• Aim of the exercise:
Will you extract the entries word for word? Images should not appear in the copy.
** START Record excerpts **
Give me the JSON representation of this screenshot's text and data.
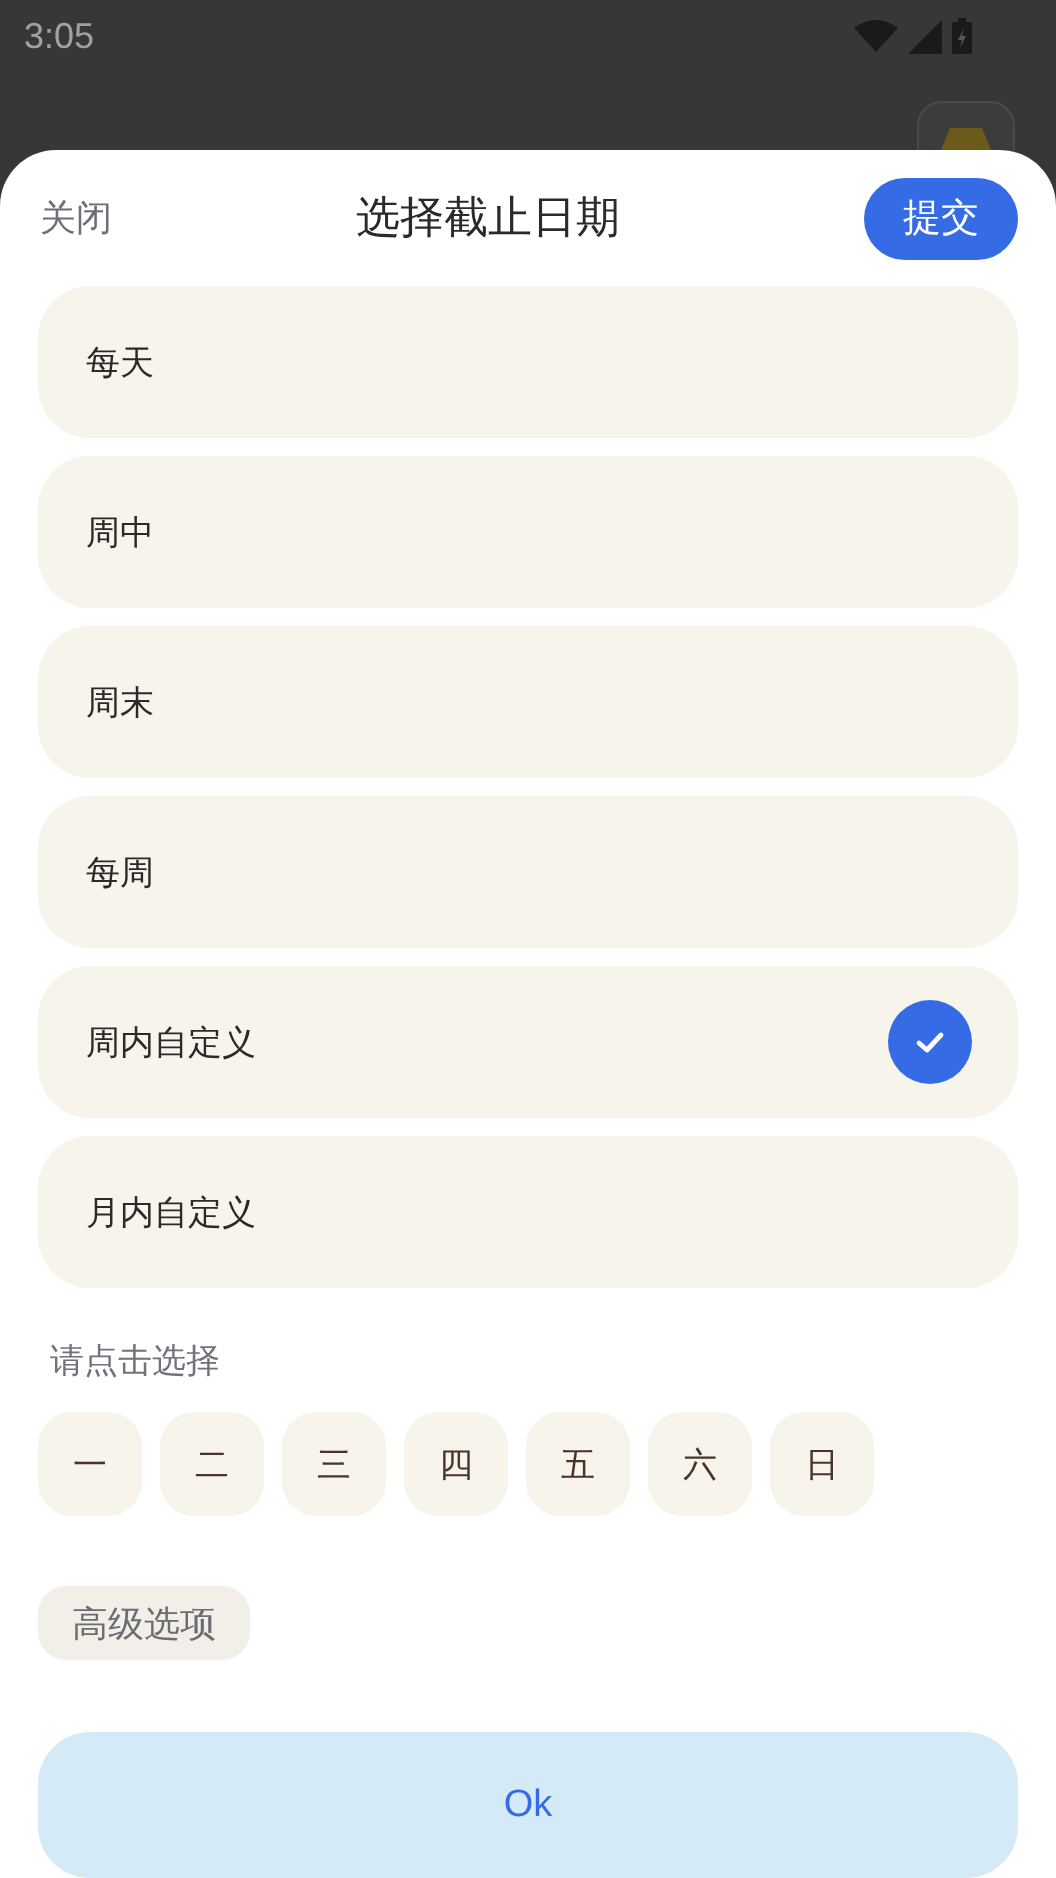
{
  "status_bar": {
    "time": "3:05"
  },
  "sheet": {
    "close": "关闭",
    "title": "选择截止日期",
    "submit": "提交"
  },
  "options": [
    {
      "label": "每天",
      "selected": false
    },
    {
      "label": "周中",
      "selected": false
    },
    {
      "label": "周末",
      "selected": false
    },
    {
      "label": "每周",
      "selected": false
    },
    {
      "label": "周内自定义",
      "selected": true
    },
    {
      "label": "月内自定义",
      "selected": false
    }
  ],
  "day_prompt": "请点击选择",
  "days": [
    {
      "label": "一",
      "selected": false
    },
    {
      "label": "二",
      "selected": false
    },
    {
      "label": "三",
      "selected": false
    },
    {
      "label": "四",
      "selected": false
    },
    {
      "label": "五",
      "selected": false
    },
    {
      "label": "六",
      "selected": false
    },
    {
      "label": "日",
      "selected": false
    }
  ],
  "advanced": "高级选项",
  "ok": "Ok"
}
** END Record excerpts **
• Response to this task:
Give me the JSON representation of this screenshot's text and data.
{
  "status_bar": {
    "time": "3:05"
  },
  "sheet": {
    "close": "关闭",
    "title": "选择截止日期",
    "submit": "提交"
  },
  "options": [
    {
      "label": "每天",
      "selected": false
    },
    {
      "label": "周中",
      "selected": false
    },
    {
      "label": "周末",
      "selected": false
    },
    {
      "label": "每周",
      "selected": false
    },
    {
      "label": "周内自定义",
      "selected": true
    },
    {
      "label": "月内自定义",
      "selected": false
    }
  ],
  "day_prompt": "请点击选择",
  "days": [
    {
      "label": "一",
      "selected": false
    },
    {
      "label": "二",
      "selected": false
    },
    {
      "label": "三",
      "selected": false
    },
    {
      "label": "四",
      "selected": false
    },
    {
      "label": "五",
      "selected": false
    },
    {
      "label": "六",
      "selected": false
    },
    {
      "label": "日",
      "selected": false
    }
  ],
  "advanced": "高级选项",
  "ok": "Ok"
}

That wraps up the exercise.